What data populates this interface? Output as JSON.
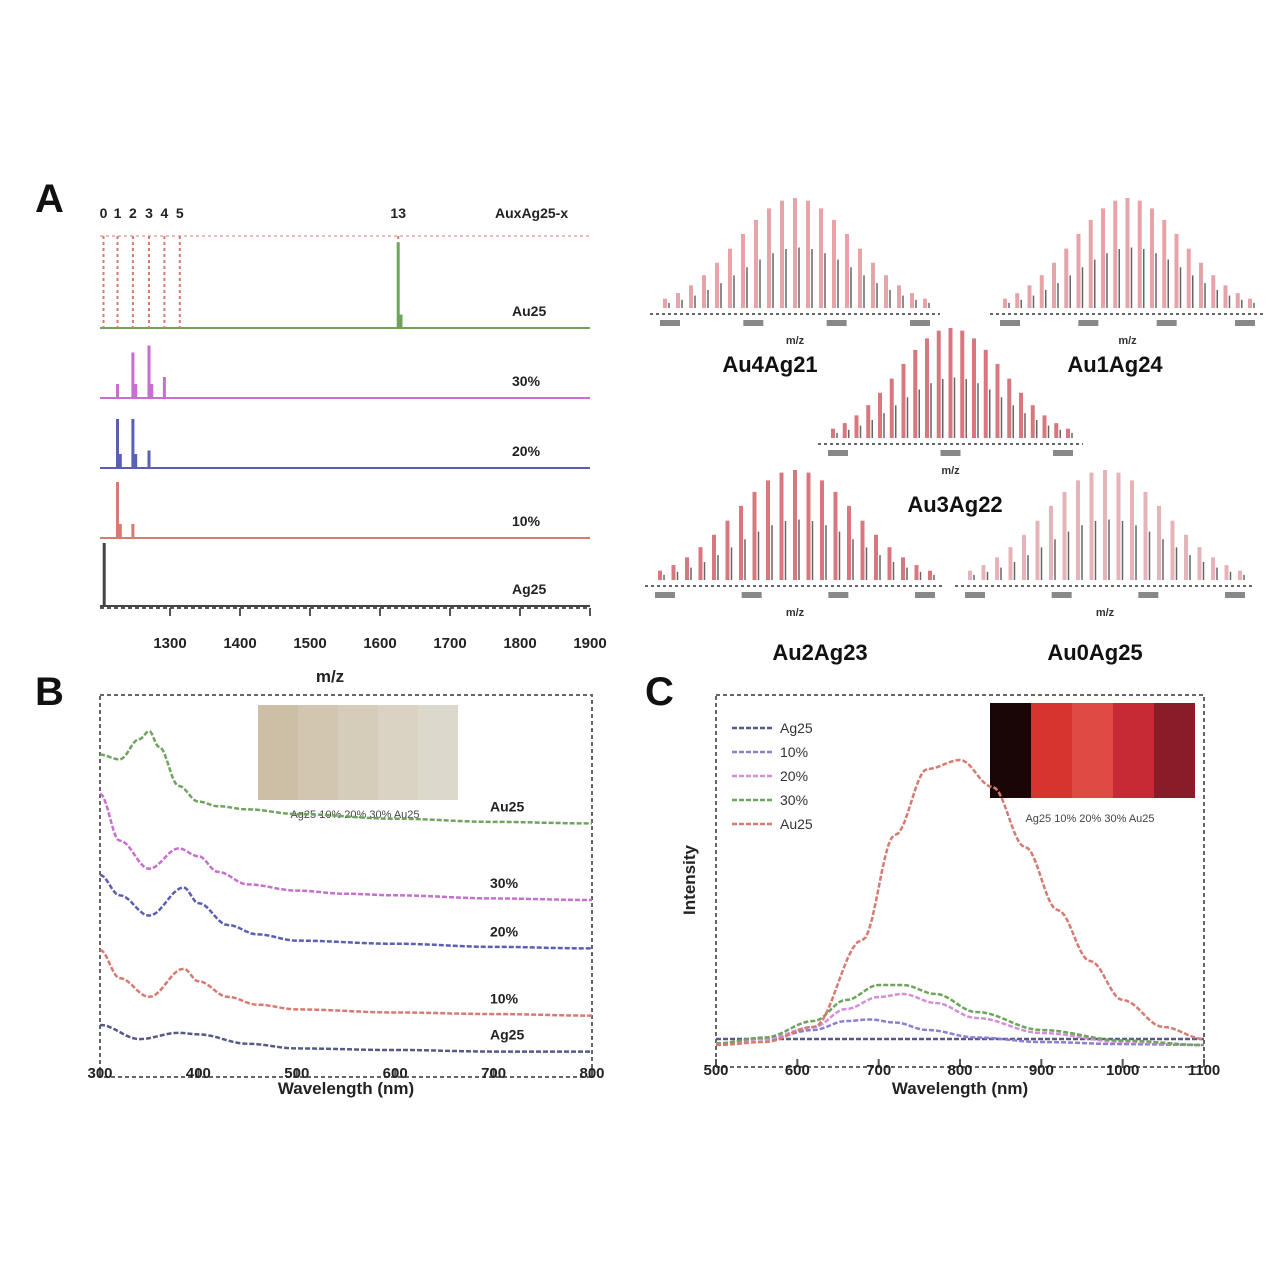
{
  "chart_data": [
    {
      "panel": "A",
      "type": "line",
      "xlabel": "m/z",
      "xlim": [
        1200,
        1900
      ],
      "xticks": [
        "1300",
        "1400",
        "1500",
        "1600",
        "1700",
        "1800",
        "1900"
      ],
      "peak_labels": [
        "0",
        "1",
        "2",
        "3",
        "4",
        "5",
        "13"
      ],
      "legend_header": "AuxAg25-x",
      "series": [
        {
          "name": "Au25",
          "color": "#6fa45e",
          "peaks": [
            [
              1626,
              0.95
            ],
            [
              1630,
              0.15
            ]
          ],
          "guides": [
            1205,
            1225,
            1247,
            1270,
            1292,
            1314,
            1626
          ]
        },
        {
          "name": "30%",
          "color": "#c66fcf",
          "peaks": [
            [
              1225,
              0.2
            ],
            [
              1247,
              0.65
            ],
            [
              1270,
              0.75
            ],
            [
              1292,
              0.3
            ],
            [
              1251,
              0.2
            ],
            [
              1274,
              0.2
            ]
          ]
        },
        {
          "name": "20%",
          "color": "#5a5fb3",
          "peaks": [
            [
              1225,
              0.7
            ],
            [
              1247,
              0.7
            ],
            [
              1270,
              0.25
            ],
            [
              1229,
              0.2
            ],
            [
              1251,
              0.2
            ]
          ]
        },
        {
          "name": "10%",
          "color": "#d77a72",
          "peaks": [
            [
              1225,
              0.8
            ],
            [
              1247,
              0.2
            ],
            [
              1229,
              0.2
            ]
          ]
        },
        {
          "name": "Ag25",
          "color": "#444444",
          "peaks": [
            [
              1206,
              0.9
            ]
          ]
        }
      ]
    },
    {
      "panel": "A-insets",
      "type": "bar",
      "insets": [
        {
          "label": "Au4Ag21",
          "xticks": [
            "",
            "",
            "",
            ""
          ],
          "xlabel": "m/z",
          "color": "#e8a3a8"
        },
        {
          "label": "Au1Ag24",
          "xticks": [
            "",
            "",
            "",
            ""
          ],
          "xlabel": "m/z",
          "color": "#e8a3a8"
        },
        {
          "label": "Au3Ag22",
          "xticks": [
            "",
            "",
            ""
          ],
          "xlabel": "m/z",
          "color": "#d9777e"
        },
        {
          "label": "Au2Ag23",
          "xticks": [
            "",
            "",
            "",
            ""
          ],
          "xlabel": "m/z",
          "color": "#d9777e"
        },
        {
          "label": "Au0Ag25",
          "xticks": [
            "",
            "",
            "",
            ""
          ],
          "xlabel": "m/z",
          "color": "#e5b3b8"
        }
      ]
    },
    {
      "panel": "B",
      "type": "line",
      "xlabel": "Wavelength (nm)",
      "xticks": [
        "300",
        "400",
        "500",
        "600",
        "700",
        "800"
      ],
      "xlim": [
        300,
        800
      ],
      "swatch_caption": "Ag25 10% 20% 30% Au25",
      "swatch_colors": [
        "#cdbfa6",
        "#d2c6b0",
        "#d6ccba",
        "#dad3c4",
        "#ddd8cc"
      ],
      "series": [
        {
          "name": "Au25",
          "color": "#6fa45e",
          "x": [
            300,
            320,
            340,
            350,
            360,
            380,
            400,
            420,
            450,
            500,
            600,
            700,
            800
          ],
          "y": [
            3.45,
            3.42,
            3.55,
            3.6,
            3.5,
            3.25,
            3.15,
            3.12,
            3.1,
            3.07,
            3.04,
            3.02,
            3.01
          ]
        },
        {
          "name": "30%",
          "color": "#c66fcf",
          "x": [
            300,
            320,
            350,
            380,
            400,
            420,
            450,
            500,
            550,
            600,
            700,
            800
          ],
          "y": [
            3.2,
            2.9,
            2.72,
            2.85,
            2.8,
            2.7,
            2.62,
            2.58,
            2.56,
            2.55,
            2.53,
            2.52
          ]
        },
        {
          "name": "20%",
          "color": "#5a5fb3",
          "x": [
            300,
            320,
            350,
            385,
            400,
            430,
            460,
            500,
            600,
            700,
            800
          ],
          "y": [
            2.68,
            2.55,
            2.42,
            2.6,
            2.5,
            2.36,
            2.3,
            2.26,
            2.24,
            2.22,
            2.21
          ]
        },
        {
          "name": "10%",
          "color": "#d77a72",
          "x": [
            300,
            320,
            350,
            385,
            400,
            430,
            460,
            500,
            600,
            700,
            800
          ],
          "y": [
            2.2,
            2.02,
            1.9,
            2.08,
            2.0,
            1.9,
            1.85,
            1.82,
            1.8,
            1.79,
            1.78
          ]
        },
        {
          "name": "Ag25",
          "color": "#555a88",
          "x": [
            300,
            340,
            380,
            400,
            450,
            500,
            600,
            700,
            800
          ],
          "y": [
            1.72,
            1.63,
            1.67,
            1.66,
            1.6,
            1.57,
            1.56,
            1.55,
            1.55
          ]
        }
      ],
      "trace_labels": [
        "Au25",
        "30%",
        "20%",
        "10%",
        "Ag25"
      ]
    },
    {
      "panel": "C",
      "type": "line",
      "xlabel": "Wavelength (nm)",
      "ylabel": "Intensity",
      "xticks": [
        "500",
        "600",
        "700",
        "800",
        "900",
        "1000",
        "1100"
      ],
      "xlim": [
        500,
        1100
      ],
      "ylim": [
        0,
        1.0
      ],
      "swatch_caption": "Ag25 10% 20% 30% Au25",
      "swatch_colors": [
        "#1a0606",
        "#d7342f",
        "#e04a45",
        "#c82a35",
        "#8a1c2a"
      ],
      "series": [
        {
          "name": "Ag25",
          "color": "#555a88",
          "x": [
            500,
            600,
            700,
            800,
            900,
            1000,
            1100
          ],
          "y": [
            0.02,
            0.02,
            0.02,
            0.02,
            0.02,
            0.02,
            0.02
          ]
        },
        {
          "name": "10%",
          "color": "#8a7fd0",
          "x": [
            500,
            560,
            620,
            660,
            690,
            720,
            760,
            820,
            900,
            1000,
            1100
          ],
          "y": [
            0.005,
            0.02,
            0.05,
            0.08,
            0.085,
            0.075,
            0.05,
            0.025,
            0.01,
            0.003,
            0.0
          ]
        },
        {
          "name": "20%",
          "color": "#d68fd6",
          "x": [
            500,
            560,
            620,
            660,
            700,
            730,
            770,
            820,
            900,
            1000,
            1100
          ],
          "y": [
            0.005,
            0.02,
            0.06,
            0.12,
            0.16,
            0.17,
            0.14,
            0.09,
            0.04,
            0.01,
            0.0
          ]
        },
        {
          "name": "30%",
          "color": "#6fa45e",
          "x": [
            500,
            560,
            620,
            660,
            700,
            730,
            770,
            820,
            900,
            1000,
            1100
          ],
          "y": [
            0.005,
            0.025,
            0.08,
            0.15,
            0.2,
            0.2,
            0.17,
            0.11,
            0.05,
            0.015,
            0.0
          ]
        },
        {
          "name": "Au25",
          "color": "#d77a72",
          "x": [
            500,
            560,
            620,
            680,
            720,
            760,
            800,
            840,
            880,
            920,
            960,
            1000,
            1050,
            1100
          ],
          "y": [
            0.0,
            0.01,
            0.06,
            0.35,
            0.7,
            0.92,
            0.95,
            0.86,
            0.66,
            0.45,
            0.28,
            0.15,
            0.06,
            0.02
          ]
        }
      ]
    }
  ]
}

| Task to carry out |
Go through the listing above and write it out again exactly, dropping the pictures.

| Full output |
What data populates this interface? Output as JSON.
{
  "chart_data": [
    {
      "panel": "A",
      "type": "line",
      "xlabel": "m/z",
      "xlim": [
        1200,
        1900
      ],
      "xticks": [
        "1300",
        "1400",
        "1500",
        "1600",
        "1700",
        "1800",
        "1900"
      ],
      "peak_labels": [
        "0",
        "1",
        "2",
        "3",
        "4",
        "5",
        "13"
      ],
      "legend_header": "AuxAg25-x",
      "series": [
        {
          "name": "Au25",
          "color": "#6fa45e",
          "peaks": [
            [
              1626,
              0.95
            ],
            [
              1630,
              0.15
            ]
          ],
          "guides": [
            1205,
            1225,
            1247,
            1270,
            1292,
            1314,
            1626
          ]
        },
        {
          "name": "30%",
          "color": "#c66fcf",
          "peaks": [
            [
              1225,
              0.2
            ],
            [
              1247,
              0.65
            ],
            [
              1270,
              0.75
            ],
            [
              1292,
              0.3
            ],
            [
              1251,
              0.2
            ],
            [
              1274,
              0.2
            ]
          ]
        },
        {
          "name": "20%",
          "color": "#5a5fb3",
          "peaks": [
            [
              1225,
              0.7
            ],
            [
              1247,
              0.7
            ],
            [
              1270,
              0.25
            ],
            [
              1229,
              0.2
            ],
            [
              1251,
              0.2
            ]
          ]
        },
        {
          "name": "10%",
          "color": "#d77a72",
          "peaks": [
            [
              1225,
              0.8
            ],
            [
              1247,
              0.2
            ],
            [
              1229,
              0.2
            ]
          ]
        },
        {
          "name": "Ag25",
          "color": "#444444",
          "peaks": [
            [
              1206,
              0.9
            ]
          ]
        }
      ]
    },
    {
      "panel": "A-insets",
      "type": "bar",
      "insets": [
        {
          "label": "Au4Ag21",
          "xticks": [
            "",
            "",
            "",
            ""
          ],
          "xlabel": "m/z",
          "color": "#e8a3a8"
        },
        {
          "label": "Au1Ag24",
          "xticks": [
            "",
            "",
            "",
            ""
          ],
          "xlabel": "m/z",
          "color": "#e8a3a8"
        },
        {
          "label": "Au3Ag22",
          "xticks": [
            "",
            "",
            ""
          ],
          "xlabel": "m/z",
          "color": "#d9777e"
        },
        {
          "label": "Au2Ag23",
          "xticks": [
            "",
            "",
            "",
            ""
          ],
          "xlabel": "m/z",
          "color": "#d9777e"
        },
        {
          "label": "Au0Ag25",
          "xticks": [
            "",
            "",
            "",
            ""
          ],
          "xlabel": "m/z",
          "color": "#e5b3b8"
        }
      ]
    },
    {
      "panel": "B",
      "type": "line",
      "xlabel": "Wavelength (nm)",
      "xticks": [
        "300",
        "400",
        "500",
        "600",
        "700",
        "800"
      ],
      "xlim": [
        300,
        800
      ],
      "swatch_caption": "Ag25 10% 20% 30% Au25",
      "swatch_colors": [
        "#cdbfa6",
        "#d2c6b0",
        "#d6ccba",
        "#dad3c4",
        "#ddd8cc"
      ],
      "series": [
        {
          "name": "Au25",
          "color": "#6fa45e",
          "x": [
            300,
            320,
            340,
            350,
            360,
            380,
            400,
            420,
            450,
            500,
            600,
            700,
            800
          ],
          "y": [
            3.45,
            3.42,
            3.55,
            3.6,
            3.5,
            3.25,
            3.15,
            3.12,
            3.1,
            3.07,
            3.04,
            3.02,
            3.01
          ]
        },
        {
          "name": "30%",
          "color": "#c66fcf",
          "x": [
            300,
            320,
            350,
            380,
            400,
            420,
            450,
            500,
            550,
            600,
            700,
            800
          ],
          "y": [
            3.2,
            2.9,
            2.72,
            2.85,
            2.8,
            2.7,
            2.62,
            2.58,
            2.56,
            2.55,
            2.53,
            2.52
          ]
        },
        {
          "name": "20%",
          "color": "#5a5fb3",
          "x": [
            300,
            320,
            350,
            385,
            400,
            430,
            460,
            500,
            600,
            700,
            800
          ],
          "y": [
            2.68,
            2.55,
            2.42,
            2.6,
            2.5,
            2.36,
            2.3,
            2.26,
            2.24,
            2.22,
            2.21
          ]
        },
        {
          "name": "10%",
          "color": "#d77a72",
          "x": [
            300,
            320,
            350,
            385,
            400,
            430,
            460,
            500,
            600,
            700,
            800
          ],
          "y": [
            2.2,
            2.02,
            1.9,
            2.08,
            2.0,
            1.9,
            1.85,
            1.82,
            1.8,
            1.79,
            1.78
          ]
        },
        {
          "name": "Ag25",
          "color": "#555a88",
          "x": [
            300,
            340,
            380,
            400,
            450,
            500,
            600,
            700,
            800
          ],
          "y": [
            1.72,
            1.63,
            1.67,
            1.66,
            1.6,
            1.57,
            1.56,
            1.55,
            1.55
          ]
        }
      ],
      "trace_labels": [
        "Au25",
        "30%",
        "20%",
        "10%",
        "Ag25"
      ]
    },
    {
      "panel": "C",
      "type": "line",
      "xlabel": "Wavelength (nm)",
      "ylabel": "Intensity",
      "xticks": [
        "500",
        "600",
        "700",
        "800",
        "900",
        "1000",
        "1100"
      ],
      "xlim": [
        500,
        1100
      ],
      "ylim": [
        0,
        1.0
      ],
      "swatch_caption": "Ag25 10% 20% 30% Au25",
      "swatch_colors": [
        "#1a0606",
        "#d7342f",
        "#e04a45",
        "#c82a35",
        "#8a1c2a"
      ],
      "series": [
        {
          "name": "Ag25",
          "color": "#555a88",
          "x": [
            500,
            600,
            700,
            800,
            900,
            1000,
            1100
          ],
          "y": [
            0.02,
            0.02,
            0.02,
            0.02,
            0.02,
            0.02,
            0.02
          ]
        },
        {
          "name": "10%",
          "color": "#8a7fd0",
          "x": [
            500,
            560,
            620,
            660,
            690,
            720,
            760,
            820,
            900,
            1000,
            1100
          ],
          "y": [
            0.005,
            0.02,
            0.05,
            0.08,
            0.085,
            0.075,
            0.05,
            0.025,
            0.01,
            0.003,
            0.0
          ]
        },
        {
          "name": "20%",
          "color": "#d68fd6",
          "x": [
            500,
            560,
            620,
            660,
            700,
            730,
            770,
            820,
            900,
            1000,
            1100
          ],
          "y": [
            0.005,
            0.02,
            0.06,
            0.12,
            0.16,
            0.17,
            0.14,
            0.09,
            0.04,
            0.01,
            0.0
          ]
        },
        {
          "name": "30%",
          "color": "#6fa45e",
          "x": [
            500,
            560,
            620,
            660,
            700,
            730,
            770,
            820,
            900,
            1000,
            1100
          ],
          "y": [
            0.005,
            0.025,
            0.08,
            0.15,
            0.2,
            0.2,
            0.17,
            0.11,
            0.05,
            0.015,
            0.0
          ]
        },
        {
          "name": "Au25",
          "color": "#d77a72",
          "x": [
            500,
            560,
            620,
            680,
            720,
            760,
            800,
            840,
            880,
            920,
            960,
            1000,
            1050,
            1100
          ],
          "y": [
            0.0,
            0.01,
            0.06,
            0.35,
            0.7,
            0.92,
            0.95,
            0.86,
            0.66,
            0.45,
            0.28,
            0.15,
            0.06,
            0.02
          ]
        }
      ]
    }
  ]
}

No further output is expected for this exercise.